[Start Data in this exercise]

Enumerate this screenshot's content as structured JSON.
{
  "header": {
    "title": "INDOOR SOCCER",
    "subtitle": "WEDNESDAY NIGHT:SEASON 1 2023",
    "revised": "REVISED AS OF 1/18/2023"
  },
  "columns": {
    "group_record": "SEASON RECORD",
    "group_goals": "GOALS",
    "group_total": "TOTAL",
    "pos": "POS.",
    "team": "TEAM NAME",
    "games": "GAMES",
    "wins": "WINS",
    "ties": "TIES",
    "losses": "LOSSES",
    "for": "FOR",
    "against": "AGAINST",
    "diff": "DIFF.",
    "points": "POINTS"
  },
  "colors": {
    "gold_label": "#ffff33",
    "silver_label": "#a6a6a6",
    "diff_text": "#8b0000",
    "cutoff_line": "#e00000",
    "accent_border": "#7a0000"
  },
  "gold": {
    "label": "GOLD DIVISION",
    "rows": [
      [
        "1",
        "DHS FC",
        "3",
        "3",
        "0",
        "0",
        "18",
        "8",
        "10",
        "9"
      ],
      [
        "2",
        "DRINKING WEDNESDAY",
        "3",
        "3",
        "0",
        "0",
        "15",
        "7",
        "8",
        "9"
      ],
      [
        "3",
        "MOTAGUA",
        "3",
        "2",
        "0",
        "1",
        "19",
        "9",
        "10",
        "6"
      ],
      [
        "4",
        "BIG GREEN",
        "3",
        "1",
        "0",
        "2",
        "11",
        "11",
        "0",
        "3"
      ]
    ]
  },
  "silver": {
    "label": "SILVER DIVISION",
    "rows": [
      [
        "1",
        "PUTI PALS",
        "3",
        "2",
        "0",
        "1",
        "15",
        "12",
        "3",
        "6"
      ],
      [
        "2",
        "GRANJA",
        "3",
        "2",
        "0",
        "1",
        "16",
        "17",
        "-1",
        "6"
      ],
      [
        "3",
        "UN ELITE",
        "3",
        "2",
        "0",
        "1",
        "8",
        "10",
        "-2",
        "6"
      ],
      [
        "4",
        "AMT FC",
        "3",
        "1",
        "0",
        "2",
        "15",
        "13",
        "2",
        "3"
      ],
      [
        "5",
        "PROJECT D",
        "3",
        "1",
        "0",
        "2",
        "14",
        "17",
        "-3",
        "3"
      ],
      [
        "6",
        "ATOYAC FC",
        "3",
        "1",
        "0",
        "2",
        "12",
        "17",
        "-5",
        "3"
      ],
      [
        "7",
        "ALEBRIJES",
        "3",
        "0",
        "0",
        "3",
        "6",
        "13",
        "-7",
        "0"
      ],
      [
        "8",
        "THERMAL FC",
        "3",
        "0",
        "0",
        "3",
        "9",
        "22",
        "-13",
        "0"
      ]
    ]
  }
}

[End Data in this exercise]

Your goal - Find every line that holds "WEDNESDAY" and copy it.

Exercise result -
    "subtitle": "WEDNESDAY NIGHT:SEASON 1 2023",
        "DRINKING WEDNESDAY",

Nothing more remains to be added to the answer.